> **EXERCISE TASK**
Render each line of the entries below as a string in a JSON list, with one string per line and no blank lines.

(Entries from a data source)
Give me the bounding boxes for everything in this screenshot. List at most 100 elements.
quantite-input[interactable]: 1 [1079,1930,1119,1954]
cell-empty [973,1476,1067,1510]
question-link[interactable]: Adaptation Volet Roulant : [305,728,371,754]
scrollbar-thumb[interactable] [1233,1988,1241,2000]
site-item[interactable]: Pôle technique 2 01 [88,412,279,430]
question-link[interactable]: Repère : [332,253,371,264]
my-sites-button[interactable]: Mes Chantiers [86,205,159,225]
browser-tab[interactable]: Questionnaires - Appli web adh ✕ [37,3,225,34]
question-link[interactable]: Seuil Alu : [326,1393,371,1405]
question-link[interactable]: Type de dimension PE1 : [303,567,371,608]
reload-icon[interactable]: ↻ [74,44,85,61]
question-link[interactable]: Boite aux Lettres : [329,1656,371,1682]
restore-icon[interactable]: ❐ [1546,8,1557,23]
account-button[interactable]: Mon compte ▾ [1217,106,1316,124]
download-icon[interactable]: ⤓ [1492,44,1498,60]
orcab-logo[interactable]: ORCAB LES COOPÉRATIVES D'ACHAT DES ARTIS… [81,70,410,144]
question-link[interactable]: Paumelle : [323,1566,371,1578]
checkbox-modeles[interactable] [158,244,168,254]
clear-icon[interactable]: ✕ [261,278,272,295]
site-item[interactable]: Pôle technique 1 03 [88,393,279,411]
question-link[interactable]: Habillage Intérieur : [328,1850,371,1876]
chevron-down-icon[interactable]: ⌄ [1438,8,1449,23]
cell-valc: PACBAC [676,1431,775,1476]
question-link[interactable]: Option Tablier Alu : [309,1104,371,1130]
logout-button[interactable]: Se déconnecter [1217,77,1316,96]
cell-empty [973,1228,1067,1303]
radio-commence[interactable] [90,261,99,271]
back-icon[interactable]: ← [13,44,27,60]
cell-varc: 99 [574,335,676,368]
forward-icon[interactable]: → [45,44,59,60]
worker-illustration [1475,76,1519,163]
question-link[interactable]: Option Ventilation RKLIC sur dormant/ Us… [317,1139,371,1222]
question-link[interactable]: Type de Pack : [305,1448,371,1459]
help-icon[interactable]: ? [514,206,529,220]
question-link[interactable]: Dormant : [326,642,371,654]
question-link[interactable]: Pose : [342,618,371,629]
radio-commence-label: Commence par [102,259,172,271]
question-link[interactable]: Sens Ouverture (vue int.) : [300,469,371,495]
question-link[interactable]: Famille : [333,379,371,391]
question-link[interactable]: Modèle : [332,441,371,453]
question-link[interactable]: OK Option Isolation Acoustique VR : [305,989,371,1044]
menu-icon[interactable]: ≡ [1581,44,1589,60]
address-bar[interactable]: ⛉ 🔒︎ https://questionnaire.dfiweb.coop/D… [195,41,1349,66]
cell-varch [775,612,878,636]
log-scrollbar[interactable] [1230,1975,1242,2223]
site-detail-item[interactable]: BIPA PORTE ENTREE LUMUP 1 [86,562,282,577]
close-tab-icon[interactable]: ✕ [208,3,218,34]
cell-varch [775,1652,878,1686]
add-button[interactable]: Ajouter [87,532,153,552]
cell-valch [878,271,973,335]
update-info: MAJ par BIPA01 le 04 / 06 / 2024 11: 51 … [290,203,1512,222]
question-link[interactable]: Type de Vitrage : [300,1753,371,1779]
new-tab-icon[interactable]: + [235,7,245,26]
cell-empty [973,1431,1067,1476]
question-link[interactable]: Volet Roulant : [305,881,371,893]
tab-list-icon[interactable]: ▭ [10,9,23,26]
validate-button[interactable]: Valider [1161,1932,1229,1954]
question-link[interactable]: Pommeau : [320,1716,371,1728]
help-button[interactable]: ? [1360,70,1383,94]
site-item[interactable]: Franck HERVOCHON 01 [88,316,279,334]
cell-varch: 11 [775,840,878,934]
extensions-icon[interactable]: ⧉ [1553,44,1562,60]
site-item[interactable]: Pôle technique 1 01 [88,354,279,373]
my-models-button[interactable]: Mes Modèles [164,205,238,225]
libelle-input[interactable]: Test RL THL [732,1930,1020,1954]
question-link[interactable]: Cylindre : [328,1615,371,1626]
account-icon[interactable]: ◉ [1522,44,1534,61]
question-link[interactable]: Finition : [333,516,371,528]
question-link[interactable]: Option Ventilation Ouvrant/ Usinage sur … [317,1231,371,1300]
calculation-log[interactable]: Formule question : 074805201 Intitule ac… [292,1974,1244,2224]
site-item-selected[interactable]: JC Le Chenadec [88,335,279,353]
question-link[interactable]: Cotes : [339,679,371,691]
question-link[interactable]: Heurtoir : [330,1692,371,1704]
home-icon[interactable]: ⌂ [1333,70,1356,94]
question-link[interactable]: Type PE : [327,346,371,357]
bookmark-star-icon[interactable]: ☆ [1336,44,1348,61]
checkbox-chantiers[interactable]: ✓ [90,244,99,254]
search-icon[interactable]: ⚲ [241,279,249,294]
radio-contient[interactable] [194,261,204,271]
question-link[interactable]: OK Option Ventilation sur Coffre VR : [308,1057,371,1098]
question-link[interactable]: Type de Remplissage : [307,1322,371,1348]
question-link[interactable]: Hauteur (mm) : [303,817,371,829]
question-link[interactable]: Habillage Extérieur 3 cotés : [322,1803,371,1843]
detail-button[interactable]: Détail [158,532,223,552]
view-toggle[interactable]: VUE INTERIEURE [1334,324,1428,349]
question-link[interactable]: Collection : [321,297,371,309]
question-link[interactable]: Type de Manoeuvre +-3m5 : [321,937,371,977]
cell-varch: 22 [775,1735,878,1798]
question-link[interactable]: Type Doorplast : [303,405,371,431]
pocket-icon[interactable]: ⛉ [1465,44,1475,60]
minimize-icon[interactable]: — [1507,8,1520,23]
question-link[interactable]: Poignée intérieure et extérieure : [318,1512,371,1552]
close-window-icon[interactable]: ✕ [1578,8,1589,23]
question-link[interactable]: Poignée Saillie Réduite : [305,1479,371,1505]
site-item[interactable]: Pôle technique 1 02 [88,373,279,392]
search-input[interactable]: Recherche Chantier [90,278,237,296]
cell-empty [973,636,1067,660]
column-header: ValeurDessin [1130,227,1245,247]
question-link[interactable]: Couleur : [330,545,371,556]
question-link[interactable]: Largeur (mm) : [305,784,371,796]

> **RESPONSE TO THIS TASK**
[
  "Give me the bounding boxes for everything in this screenshot. List at most 100 elements.",
  "quantite-input[interactable]: 1 [1079,1930,1119,1954]",
  "cell-empty [973,1476,1067,1510]",
  "question-link[interactable]: Adaptation Volet Roulant : [305,728,371,754]",
  "scrollbar-thumb[interactable] [1233,1988,1241,2000]",
  "site-item[interactable]: Pôle technique 2 01 [88,412,279,430]",
  "question-link[interactable]: Repère : [332,253,371,264]",
  "my-sites-button[interactable]: Mes Chantiers [86,205,159,225]",
  "browser-tab[interactable]: Questionnaires - Appli web adh ✕ [37,3,225,34]",
  "question-link[interactable]: Seuil Alu : [326,1393,371,1405]",
  "question-link[interactable]: Type de dimension PE1 : [303,567,371,608]",
  "reload-icon[interactable]: ↻ [74,44,85,61]",
  "question-link[interactable]: Boite aux Lettres : [329,1656,371,1682]",
  "restore-icon[interactable]: ❐ [1546,8,1557,23]",
  "account-button[interactable]: Mon compte ▾ [1217,106,1316,124]",
  "download-icon[interactable]: ⤓ [1492,44,1498,60]",
  "orcab-logo[interactable]: ORCAB LES COOPÉRATIVES D'ACHAT DES ARTIS… [81,70,410,144]",
  "question-link[interactable]: Paumelle : [323,1566,371,1578]",
  "checkbox-modeles[interactable] [158,244,168,254]",
  "clear-icon[interactable]: ✕ [261,278,272,295]",
  "site-item[interactable]: Pôle technique 1 03 [88,393,279,411]",
  "question-link[interactable]: Habillage Intérieur : [328,1850,371,1876]",
  "chevron-down-icon[interactable]: ⌄ [1438,8,1449,23]",
  "cell-valc: PACBAC [676,1431,775,1476]",
  "question-link[interactable]: Option Tablier Alu : [309,1104,371,1130]",
  "logout-button[interactable]: Se déconnecter [1217,77,1316,96]",
  "cell-empty [973,1228,1067,1303]",
  "radio-commence[interactable] [90,261,99,271]",
  "back-icon[interactable]: ← [13,44,27,60]",
  "cell-varc: 99 [574,335,676,368]",
  "forward-icon[interactable]: → [45,44,59,60]",
  "worker-illustration [1475,76,1519,163]",
  "question-link[interactable]: Option Ventilation RKLIC sur dormant/ Us… [317,1139,371,1222]",
  "question-link[interactable]: Type de Pack : [305,1448,371,1459]",
  "help-icon[interactable]: ? [514,206,529,220]",
  "question-link[interactable]: Dormant : [326,642,371,654]",
  "question-link[interactable]: Pose : [342,618,371,629]",
  "radio-commence-label: Commence par [102,259,172,271]",
  "question-link[interactable]: Sens Ouverture (vue int.) : [300,469,371,495]",
  "question-link[interactable]: Famille : [333,379,371,391]",
  "question-link[interactable]: Modèle : [332,441,371,453]",
  "question-link[interactable]: OK Option Isolation Acoustique VR : [305,989,371,1044]",
  "menu-icon[interactable]: ≡ [1581,44,1589,60]",
  "address-bar[interactable]: ⛉ 🔒︎ https://questionnaire.dfiweb.coop/D… [195,41,1349,66]",
  "cell-varch [775,612,878,636]",
  "log-scrollbar[interactable] [1230,1975,1242,2223]",
  "site-detail-item[interactable]: BIPA PORTE ENTREE LUMUP 1 [86,562,282,577]",
  "close-tab-icon[interactable]: ✕ [208,3,218,34]",
  "cell-varch [775,1652,878,1686]",
  "add-button[interactable]: Ajouter [87,532,153,552]",
  "cell-valch [878,271,973,335]",
  "update-info: MAJ par BIPA01 le 04 / 06 / 2024 11: 51 … [290,203,1512,222]",
  "question-link[interactable]: Type de Vitrage : [300,1753,371,1779]",
  "new-tab-icon[interactable]: + [235,7,245,26]",
  "cell-empty [973,1431,1067,1476]",
  "question-link[interactable]: Volet Roulant : [305,881,371,893]",
  "tab-list-icon[interactable]: ▭ [10,9,23,26]",
  "validate-button[interactable]: Valider [1161,1932,1229,1954]",
  "question-link[interactable]: Pommeau : [320,1716,371,1728]",
  "help-button[interactable]: ? [1360,70,1383,94]",
  "site-item[interactable]: Franck HERVOCHON 01 [88,316,279,334]",
  "cell-varch: 11 [775,840,878,934]",
  "extensions-icon[interactable]: ⧉ [1553,44,1562,60]",
  "site-item[interactable]: Pôle technique 1 01 [88,354,279,373]",
  "my-models-button[interactable]: Mes Modèles [164,205,238,225]",
  "libelle-input[interactable]: Test RL THL [732,1930,1020,1954]",
  "question-link[interactable]: Cylindre : [328,1615,371,1626]",
  "account-icon[interactable]: ◉ [1522,44,1534,61]",
  "question-link[interactable]: Finition : [333,516,371,528]",
  "question-link[interactable]: Option Ventilation Ouvrant/ Usinage sur … [317,1231,371,1300]",
  "calculation-log[interactable]: Formule question : 074805201 Intitule ac… [292,1974,1244,2224]",
  "site-item-selected[interactable]: JC Le Chenadec [88,335,279,353]",
  "question-link[interactable]: Cotes : [339,679,371,691]",
  "question-link[interactable]: Heurtoir : [330,1692,371,1704]",
  "home-icon[interactable]: ⌂ [1333,70,1356,94]",
  "question-link[interactable]: Type PE : [327,346,371,357]",
  "bookmark-star-icon[interactable]: ☆ [1336,44,1348,61]",
  "checkbox-chantiers[interactable]: ✓ [90,244,99,254]",
  "search-icon[interactable]: ⚲ [241,279,249,294]",
  "radio-contient[interactable] [194,261,204,271]",
  "question-link[interactable]: OK Option Ventilation sur Coffre VR : [308,1057,371,1098]",
  "question-link[interactable]: Type de Remplissage : [307,1322,371,1348]",
  "question-link[interactable]: Hauteur (mm) : [303,817,371,829]",
  "question-link[interactable]: Habillage Extérieur 3 cotés : [322,1803,371,1843]",
  "detail-button[interactable]: Détail [158,532,223,552]",
  "view-toggle[interactable]: VUE INTERIEURE [1334,324,1428,349]",
  "question-link[interactable]: Collection : [321,297,371,309]",
  "question-link[interactable]: Type de Manoeuvre +-3m5 : [321,937,371,977]",
  "cell-varch: 22 [775,1735,878,1798]",
  "question-link[interactable]: Type Doorplast : [303,405,371,431]",
  "pocket-icon[interactable]: ⛉ [1465,44,1475,60]",
  "minimize-icon[interactable]: — [1507,8,1520,23]",
  "question-link[interactable]: Poignée intérieure et extérieure : [318,1512,371,1552]",
  "close-window-icon[interactable]: ✕ [1578,8,1589,23]",
  "question-link[interactable]: Poignée Saillie Réduite : [305,1479,371,1505]",
  "site-item[interactable]: Pôle technique 1 02 [88,373,279,392]",
  "search-input[interactable]: Recherche Chantier [90,278,237,296]",
  "cell-empty [973,636,1067,660]",
  "column-header: ValeurDessin [1130,227,1245,247]",
  "question-link[interactable]: Couleur : [330,545,371,556]",
  "question-link[interactable]: Largeur (mm) : [305,784,371,796]"
]